Data records -

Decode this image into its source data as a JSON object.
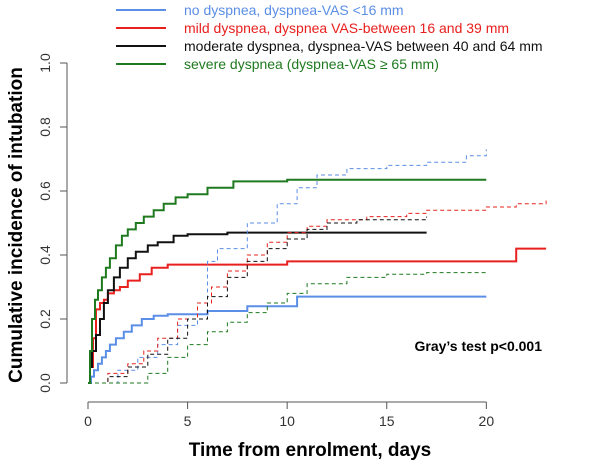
{
  "chart_data": {
    "type": "line",
    "xlabel": "Time from enrolment, days",
    "ylabel": "Cumulative incidence of intubation",
    "xlim": [
      0,
      24
    ],
    "ylim": [
      0,
      1.0
    ],
    "x_ticks": [
      0,
      5,
      10,
      15,
      20
    ],
    "y_ticks": [
      0.0,
      0.2,
      0.4,
      0.6,
      0.8,
      1.0
    ],
    "y_tick_labels": [
      "0.0",
      "0.2",
      "0.4",
      "0.6",
      "0.8",
      "1.0"
    ],
    "legend_position": "top",
    "annotation": "Gray’s test p<0.001",
    "series": [
      {
        "name": "no dyspnea, dyspnea-VAS <16 mm",
        "color": "#5b8ee6",
        "style": "solid",
        "x": [
          0,
          0.15,
          0.3,
          0.5,
          0.7,
          0.9,
          1.1,
          1.4,
          1.8,
          2.2,
          2.7,
          3.3,
          4.0,
          6.0,
          8.0,
          10.5,
          20.0
        ],
        "y": [
          0.0,
          0.02,
          0.04,
          0.06,
          0.08,
          0.1,
          0.12,
          0.14,
          0.16,
          0.18,
          0.2,
          0.21,
          0.215,
          0.225,
          0.24,
          0.27,
          0.27
        ]
      },
      {
        "name": "mild dyspnea, dyspnea VAS-between 16 and 39 mm",
        "color": "#e8201e",
        "style": "solid",
        "x": [
          0,
          0.1,
          0.25,
          0.4,
          0.6,
          0.8,
          1.0,
          1.3,
          1.6,
          2.0,
          2.6,
          3.2,
          4.0,
          7.0,
          10.0,
          21.5,
          23.0
        ],
        "y": [
          0.0,
          0.05,
          0.14,
          0.23,
          0.25,
          0.26,
          0.28,
          0.29,
          0.3,
          0.32,
          0.34,
          0.36,
          0.37,
          0.37,
          0.38,
          0.42,
          0.42
        ]
      },
      {
        "name": "moderate dyspnea, dyspnea-VAS between 40 and 64 mm",
        "color": "#111111",
        "style": "solid",
        "x": [
          0,
          0.1,
          0.2,
          0.4,
          0.6,
          0.8,
          1.0,
          1.3,
          1.6,
          2.0,
          2.4,
          3.0,
          3.5,
          4.3,
          5.0,
          7.0,
          10.5,
          17.0
        ],
        "y": [
          0.0,
          0.05,
          0.1,
          0.15,
          0.2,
          0.25,
          0.29,
          0.33,
          0.36,
          0.39,
          0.41,
          0.43,
          0.44,
          0.46,
          0.465,
          0.47,
          0.47,
          0.47
        ]
      },
      {
        "name": "severe dyspnea (dyspnea-VAS ≥ 65 mm)",
        "color": "#1f7a1f",
        "style": "solid",
        "x": [
          0,
          0.1,
          0.2,
          0.35,
          0.5,
          0.7,
          0.9,
          1.1,
          1.4,
          1.7,
          2.0,
          2.4,
          2.8,
          3.3,
          3.8,
          4.4,
          5.0,
          6.0,
          7.3,
          10.0,
          20.0
        ],
        "y": [
          0.0,
          0.1,
          0.2,
          0.26,
          0.29,
          0.33,
          0.36,
          0.39,
          0.43,
          0.46,
          0.48,
          0.5,
          0.52,
          0.54,
          0.56,
          0.58,
          0.59,
          0.61,
          0.63,
          0.635,
          0.635
        ]
      },
      {
        "name": "",
        "color": "#5b8ee6",
        "style": "dashed",
        "x": [
          0,
          1.5,
          2.5,
          3.5,
          4.5,
          5.5,
          6.0,
          6.5,
          8.0,
          9.5,
          10.5,
          11.5,
          13.0,
          15.0,
          17.0,
          19.0,
          20.0
        ],
        "y": [
          0.0,
          0.04,
          0.08,
          0.12,
          0.18,
          0.25,
          0.38,
          0.42,
          0.5,
          0.56,
          0.61,
          0.65,
          0.67,
          0.68,
          0.69,
          0.71,
          0.73
        ]
      },
      {
        "name": "",
        "color": "#e8201e",
        "style": "dashed",
        "x": [
          0,
          1.0,
          2.0,
          2.8,
          3.5,
          4.5,
          5.5,
          6.2,
          7.0,
          8.0,
          9.0,
          10.0,
          11.0,
          12.0,
          14.0,
          16.0,
          17.0,
          18.5,
          20.0,
          21.5,
          23.0
        ],
        "y": [
          0.0,
          0.03,
          0.06,
          0.1,
          0.14,
          0.2,
          0.25,
          0.3,
          0.35,
          0.4,
          0.44,
          0.47,
          0.49,
          0.51,
          0.52,
          0.53,
          0.54,
          0.54,
          0.55,
          0.56,
          0.57
        ]
      },
      {
        "name": "",
        "color": "#111111",
        "style": "dashed",
        "x": [
          0,
          1.0,
          2.0,
          3.0,
          4.0,
          5.0,
          6.0,
          7.0,
          8.0,
          9.0,
          10.0,
          11.0,
          12.0,
          13.5,
          15.0,
          17.0
        ],
        "y": [
          0.0,
          0.02,
          0.05,
          0.09,
          0.14,
          0.2,
          0.27,
          0.33,
          0.38,
          0.42,
          0.45,
          0.48,
          0.5,
          0.51,
          0.51,
          0.52
        ]
      },
      {
        "name": "",
        "color": "#1f7a1f",
        "style": "dashed",
        "x": [
          0,
          2.5,
          3.0,
          4.0,
          5.0,
          6.0,
          7.0,
          8.0,
          9.0,
          10.0,
          11.0,
          13.0,
          15.0,
          17.0,
          20.0
        ],
        "y": [
          0.0,
          0.0,
          0.03,
          0.08,
          0.12,
          0.16,
          0.19,
          0.22,
          0.25,
          0.28,
          0.31,
          0.33,
          0.34,
          0.345,
          0.35
        ]
      }
    ]
  }
}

Task instructions - Exact duplication of all the records is required; pictures are omitted from the copy.

The answer -
Decode this image into its source data as a JSON object.
{
  "chart_data": {
    "type": "line",
    "xlabel": "Time from enrolment, days",
    "ylabel": "Cumulative incidence of intubation",
    "xlim": [
      0,
      24
    ],
    "ylim": [
      0,
      1.0
    ],
    "x_ticks": [
      0,
      5,
      10,
      15,
      20
    ],
    "y_ticks": [
      0.0,
      0.2,
      0.4,
      0.6,
      0.8,
      1.0
    ],
    "y_tick_labels": [
      "0.0",
      "0.2",
      "0.4",
      "0.6",
      "0.8",
      "1.0"
    ],
    "legend_position": "top",
    "annotation": "Gray’s test p<0.001",
    "series": [
      {
        "name": "no dyspnea, dyspnea-VAS <16 mm",
        "color": "#5b8ee6",
        "style": "solid",
        "x": [
          0,
          0.15,
          0.3,
          0.5,
          0.7,
          0.9,
          1.1,
          1.4,
          1.8,
          2.2,
          2.7,
          3.3,
          4.0,
          6.0,
          8.0,
          10.5,
          20.0
        ],
        "y": [
          0.0,
          0.02,
          0.04,
          0.06,
          0.08,
          0.1,
          0.12,
          0.14,
          0.16,
          0.18,
          0.2,
          0.21,
          0.215,
          0.225,
          0.24,
          0.27,
          0.27
        ]
      },
      {
        "name": "mild dyspnea, dyspnea VAS-between 16 and 39 mm",
        "color": "#e8201e",
        "style": "solid",
        "x": [
          0,
          0.1,
          0.25,
          0.4,
          0.6,
          0.8,
          1.0,
          1.3,
          1.6,
          2.0,
          2.6,
          3.2,
          4.0,
          7.0,
          10.0,
          21.5,
          23.0
        ],
        "y": [
          0.0,
          0.05,
          0.14,
          0.23,
          0.25,
          0.26,
          0.28,
          0.29,
          0.3,
          0.32,
          0.34,
          0.36,
          0.37,
          0.37,
          0.38,
          0.42,
          0.42
        ]
      },
      {
        "name": "moderate dyspnea, dyspnea-VAS between 40 and 64 mm",
        "color": "#111111",
        "style": "solid",
        "x": [
          0,
          0.1,
          0.2,
          0.4,
          0.6,
          0.8,
          1.0,
          1.3,
          1.6,
          2.0,
          2.4,
          3.0,
          3.5,
          4.3,
          5.0,
          7.0,
          10.5,
          17.0
        ],
        "y": [
          0.0,
          0.05,
          0.1,
          0.15,
          0.2,
          0.25,
          0.29,
          0.33,
          0.36,
          0.39,
          0.41,
          0.43,
          0.44,
          0.46,
          0.465,
          0.47,
          0.47,
          0.47
        ]
      },
      {
        "name": "severe dyspnea (dyspnea-VAS ≥ 65 mm)",
        "color": "#1f7a1f",
        "style": "solid",
        "x": [
          0,
          0.1,
          0.2,
          0.35,
          0.5,
          0.7,
          0.9,
          1.1,
          1.4,
          1.7,
          2.0,
          2.4,
          2.8,
          3.3,
          3.8,
          4.4,
          5.0,
          6.0,
          7.3,
          10.0,
          20.0
        ],
        "y": [
          0.0,
          0.1,
          0.2,
          0.26,
          0.29,
          0.33,
          0.36,
          0.39,
          0.43,
          0.46,
          0.48,
          0.5,
          0.52,
          0.54,
          0.56,
          0.58,
          0.59,
          0.61,
          0.63,
          0.635,
          0.635
        ]
      },
      {
        "name": "",
        "color": "#5b8ee6",
        "style": "dashed",
        "x": [
          0,
          1.5,
          2.5,
          3.5,
          4.5,
          5.5,
          6.0,
          6.5,
          8.0,
          9.5,
          10.5,
          11.5,
          13.0,
          15.0,
          17.0,
          19.0,
          20.0
        ],
        "y": [
          0.0,
          0.04,
          0.08,
          0.12,
          0.18,
          0.25,
          0.38,
          0.42,
          0.5,
          0.56,
          0.61,
          0.65,
          0.67,
          0.68,
          0.69,
          0.71,
          0.73
        ]
      },
      {
        "name": "",
        "color": "#e8201e",
        "style": "dashed",
        "x": [
          0,
          1.0,
          2.0,
          2.8,
          3.5,
          4.5,
          5.5,
          6.2,
          7.0,
          8.0,
          9.0,
          10.0,
          11.0,
          12.0,
          14.0,
          16.0,
          17.0,
          18.5,
          20.0,
          21.5,
          23.0
        ],
        "y": [
          0.0,
          0.03,
          0.06,
          0.1,
          0.14,
          0.2,
          0.25,
          0.3,
          0.35,
          0.4,
          0.44,
          0.47,
          0.49,
          0.51,
          0.52,
          0.53,
          0.54,
          0.54,
          0.55,
          0.56,
          0.57
        ]
      },
      {
        "name": "",
        "color": "#111111",
        "style": "dashed",
        "x": [
          0,
          1.0,
          2.0,
          3.0,
          4.0,
          5.0,
          6.0,
          7.0,
          8.0,
          9.0,
          10.0,
          11.0,
          12.0,
          13.5,
          15.0,
          17.0
        ],
        "y": [
          0.0,
          0.02,
          0.05,
          0.09,
          0.14,
          0.2,
          0.27,
          0.33,
          0.38,
          0.42,
          0.45,
          0.48,
          0.5,
          0.51,
          0.51,
          0.52
        ]
      },
      {
        "name": "",
        "color": "#1f7a1f",
        "style": "dashed",
        "x": [
          0,
          2.5,
          3.0,
          4.0,
          5.0,
          6.0,
          7.0,
          8.0,
          9.0,
          10.0,
          11.0,
          13.0,
          15.0,
          17.0,
          20.0
        ],
        "y": [
          0.0,
          0.0,
          0.03,
          0.08,
          0.12,
          0.16,
          0.19,
          0.22,
          0.25,
          0.28,
          0.31,
          0.33,
          0.34,
          0.345,
          0.35
        ]
      }
    ]
  }
}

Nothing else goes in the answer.